# What you are asked to do
Rewrite the records as a numbered list with no blank lines, starting at the line that contains "y-tick-label: 34 [77,292,91,307]" and ending at the line that contains "x-tick-label: 2 jam [154,383,186,398]". Include only those lines, both ends included.

# Record excerpts
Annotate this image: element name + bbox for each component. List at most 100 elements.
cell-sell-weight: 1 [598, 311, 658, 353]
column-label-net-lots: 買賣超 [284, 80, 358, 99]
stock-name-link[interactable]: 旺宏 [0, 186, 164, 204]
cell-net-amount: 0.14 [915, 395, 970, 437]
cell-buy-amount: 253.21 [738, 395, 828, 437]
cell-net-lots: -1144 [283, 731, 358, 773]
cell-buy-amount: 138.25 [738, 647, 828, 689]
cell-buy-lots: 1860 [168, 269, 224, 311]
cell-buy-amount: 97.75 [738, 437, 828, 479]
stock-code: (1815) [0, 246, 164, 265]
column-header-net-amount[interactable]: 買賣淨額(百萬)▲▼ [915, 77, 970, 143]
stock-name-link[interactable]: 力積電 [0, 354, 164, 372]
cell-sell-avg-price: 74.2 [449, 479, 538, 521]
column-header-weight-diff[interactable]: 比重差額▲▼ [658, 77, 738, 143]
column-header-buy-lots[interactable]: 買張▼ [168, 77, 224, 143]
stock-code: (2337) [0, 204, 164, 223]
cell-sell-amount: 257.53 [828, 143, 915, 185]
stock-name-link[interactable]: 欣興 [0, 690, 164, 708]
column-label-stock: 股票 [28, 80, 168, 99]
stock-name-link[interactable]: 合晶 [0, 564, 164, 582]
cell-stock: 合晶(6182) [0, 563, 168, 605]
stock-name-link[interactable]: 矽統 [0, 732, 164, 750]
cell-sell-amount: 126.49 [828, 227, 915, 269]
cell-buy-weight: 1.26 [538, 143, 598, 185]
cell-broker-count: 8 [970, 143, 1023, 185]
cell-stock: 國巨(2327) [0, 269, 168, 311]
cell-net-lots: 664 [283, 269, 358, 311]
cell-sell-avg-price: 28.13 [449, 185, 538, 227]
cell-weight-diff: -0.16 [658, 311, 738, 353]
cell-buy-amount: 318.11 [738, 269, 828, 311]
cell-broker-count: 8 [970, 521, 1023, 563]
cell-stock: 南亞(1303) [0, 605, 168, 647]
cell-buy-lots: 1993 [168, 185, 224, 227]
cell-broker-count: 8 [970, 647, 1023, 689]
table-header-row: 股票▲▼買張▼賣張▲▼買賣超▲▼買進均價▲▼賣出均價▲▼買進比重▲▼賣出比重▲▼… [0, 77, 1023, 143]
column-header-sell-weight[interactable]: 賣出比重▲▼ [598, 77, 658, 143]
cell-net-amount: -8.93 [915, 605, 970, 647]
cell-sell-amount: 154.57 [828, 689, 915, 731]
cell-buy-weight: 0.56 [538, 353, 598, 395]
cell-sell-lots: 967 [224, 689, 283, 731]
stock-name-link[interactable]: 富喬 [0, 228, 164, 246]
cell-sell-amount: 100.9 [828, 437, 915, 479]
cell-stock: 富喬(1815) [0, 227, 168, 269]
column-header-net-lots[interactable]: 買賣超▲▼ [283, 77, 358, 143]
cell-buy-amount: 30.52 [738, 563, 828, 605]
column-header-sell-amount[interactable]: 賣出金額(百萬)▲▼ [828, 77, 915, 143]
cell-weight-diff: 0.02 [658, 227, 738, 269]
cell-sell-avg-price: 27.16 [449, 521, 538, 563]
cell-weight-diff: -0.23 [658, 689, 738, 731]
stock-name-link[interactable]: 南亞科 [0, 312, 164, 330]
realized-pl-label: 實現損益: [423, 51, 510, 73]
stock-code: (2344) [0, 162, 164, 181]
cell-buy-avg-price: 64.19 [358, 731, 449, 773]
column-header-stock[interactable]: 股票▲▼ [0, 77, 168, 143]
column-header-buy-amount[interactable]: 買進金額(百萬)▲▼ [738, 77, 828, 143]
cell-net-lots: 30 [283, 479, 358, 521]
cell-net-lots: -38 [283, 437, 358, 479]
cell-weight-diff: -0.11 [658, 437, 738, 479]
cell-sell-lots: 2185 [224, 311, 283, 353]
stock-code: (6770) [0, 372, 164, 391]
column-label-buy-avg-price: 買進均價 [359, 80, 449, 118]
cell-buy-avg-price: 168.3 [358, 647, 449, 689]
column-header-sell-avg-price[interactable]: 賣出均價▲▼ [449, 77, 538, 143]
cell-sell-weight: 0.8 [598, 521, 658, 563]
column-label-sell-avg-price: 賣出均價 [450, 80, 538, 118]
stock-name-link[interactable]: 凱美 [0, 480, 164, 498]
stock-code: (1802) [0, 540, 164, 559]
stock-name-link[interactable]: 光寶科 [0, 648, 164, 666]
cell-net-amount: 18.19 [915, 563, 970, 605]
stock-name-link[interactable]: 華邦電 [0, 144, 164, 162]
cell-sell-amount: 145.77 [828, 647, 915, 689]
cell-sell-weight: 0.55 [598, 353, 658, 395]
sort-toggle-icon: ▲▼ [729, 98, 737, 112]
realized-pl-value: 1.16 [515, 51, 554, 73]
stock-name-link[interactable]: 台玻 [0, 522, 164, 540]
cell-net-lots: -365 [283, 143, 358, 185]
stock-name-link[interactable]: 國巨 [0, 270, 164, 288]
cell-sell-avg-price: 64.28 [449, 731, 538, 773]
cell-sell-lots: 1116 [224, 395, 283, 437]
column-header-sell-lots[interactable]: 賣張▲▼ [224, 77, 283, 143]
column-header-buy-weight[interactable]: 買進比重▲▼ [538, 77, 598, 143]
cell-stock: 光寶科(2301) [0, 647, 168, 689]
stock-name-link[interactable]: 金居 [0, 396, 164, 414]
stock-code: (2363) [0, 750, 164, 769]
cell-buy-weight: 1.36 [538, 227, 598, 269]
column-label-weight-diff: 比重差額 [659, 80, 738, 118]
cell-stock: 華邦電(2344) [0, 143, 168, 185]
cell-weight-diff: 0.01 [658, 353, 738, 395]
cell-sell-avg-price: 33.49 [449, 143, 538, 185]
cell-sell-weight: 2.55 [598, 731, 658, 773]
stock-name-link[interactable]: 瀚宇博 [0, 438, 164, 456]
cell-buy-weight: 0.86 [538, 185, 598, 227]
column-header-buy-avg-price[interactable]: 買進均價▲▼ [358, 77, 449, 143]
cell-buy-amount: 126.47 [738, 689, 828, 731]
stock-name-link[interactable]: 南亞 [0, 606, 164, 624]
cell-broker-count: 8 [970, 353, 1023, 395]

==

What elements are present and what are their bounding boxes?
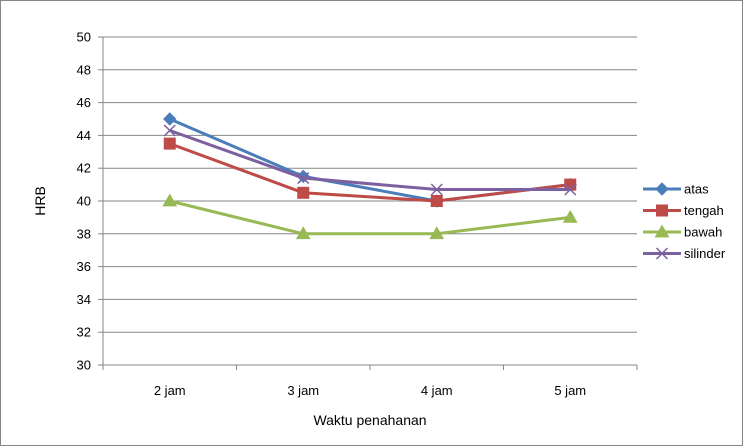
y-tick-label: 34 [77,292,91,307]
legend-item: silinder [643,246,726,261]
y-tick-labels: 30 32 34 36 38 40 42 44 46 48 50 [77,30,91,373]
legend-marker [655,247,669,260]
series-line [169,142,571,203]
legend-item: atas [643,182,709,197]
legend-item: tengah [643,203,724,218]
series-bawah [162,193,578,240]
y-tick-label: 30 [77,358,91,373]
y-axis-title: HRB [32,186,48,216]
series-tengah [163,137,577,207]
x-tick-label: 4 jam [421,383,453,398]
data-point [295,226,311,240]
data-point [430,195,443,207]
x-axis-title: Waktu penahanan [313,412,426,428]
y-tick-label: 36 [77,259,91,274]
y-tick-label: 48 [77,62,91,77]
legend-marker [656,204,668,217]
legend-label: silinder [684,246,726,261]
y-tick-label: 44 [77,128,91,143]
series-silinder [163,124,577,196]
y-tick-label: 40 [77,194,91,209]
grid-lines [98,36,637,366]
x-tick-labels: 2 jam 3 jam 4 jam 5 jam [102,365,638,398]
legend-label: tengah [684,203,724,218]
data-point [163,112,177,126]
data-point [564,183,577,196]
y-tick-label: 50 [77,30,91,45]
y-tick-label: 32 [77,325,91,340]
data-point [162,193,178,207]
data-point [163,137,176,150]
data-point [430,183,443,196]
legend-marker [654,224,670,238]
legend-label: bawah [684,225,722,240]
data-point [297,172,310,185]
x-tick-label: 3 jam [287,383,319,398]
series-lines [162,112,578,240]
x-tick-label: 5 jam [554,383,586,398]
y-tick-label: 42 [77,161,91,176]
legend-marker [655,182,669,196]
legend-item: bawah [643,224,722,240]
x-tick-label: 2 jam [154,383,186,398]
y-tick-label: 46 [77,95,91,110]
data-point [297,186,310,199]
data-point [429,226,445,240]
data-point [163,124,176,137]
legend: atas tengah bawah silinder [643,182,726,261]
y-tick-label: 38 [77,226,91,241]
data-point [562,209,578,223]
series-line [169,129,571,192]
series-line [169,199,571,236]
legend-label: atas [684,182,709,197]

# Exercise answer
1. y-tick-label: 34 [77,292,91,307]
2. legend-item: silinder [643,246,726,261]
3. y-tick-labels: 30 32 34 36 38 40 42 44 46 48 50 [77,30,91,373]
4. legend-marker [655,247,669,260]
5. series-line [169,142,571,203]
6. legend-item: atas [643,182,709,197]
7. legend-item: tengah [643,203,724,218]
8. series-bawah [162,193,578,240]
9. y-tick-label: 30 [77,358,91,373]
10. y-axis-title: HRB [32,186,48,216]
11. series-tengah [163,137,577,207]
12. x-tick-label: 4 jam [421,383,453,398]
13. data-point [295,226,311,240]
14. data-point [430,195,443,207]
15. x-axis-title: Waktu penahanan [313,412,426,428]
16. y-tick-label: 36 [77,259,91,274]
17. y-tick-label: 48 [77,62,91,77]
18. legend-marker [656,204,668,217]
19. legend-label: silinder [684,246,726,261]
20. y-tick-label: 44 [77,128,91,143]
21. series-silinder [163,124,577,196]
22. y-tick-label: 40 [77,194,91,209]
23. grid-lines [98,36,637,366]
24. x-tick-labels: 2 jam 3 jam 4 jam 5 jam [102,365,638,398]
25. legend-label: tengah [684,203,724,218]
26. data-point [163,112,177,126]
27. data-point [564,183,577,196]
28. y-tick-label: 50 [77,30,91,45]
29. y-tick-label: 32 [77,325,91,340]
30. data-point [162,193,178,207]
31. data-point [163,137,176,150]
32. data-point [430,183,443,196]
33. legend-marker [654,224,670,238]
34. legend-label: bawah [684,225,722,240]
35. data-point [297,172,310,185]
36. x-tick-label: 3 jam [287,383,319,398]
37. series-lines [162,112,578,240]
38. x-tick-label: 5 jam [554,383,586,398]
39. y-tick-label: 42 [77,161,91,176]
40. legend-marker [655,182,669,196]
41. legend-item: bawah [643,224,722,240]
42. x-tick-label: 2 jam [154,383,186,398]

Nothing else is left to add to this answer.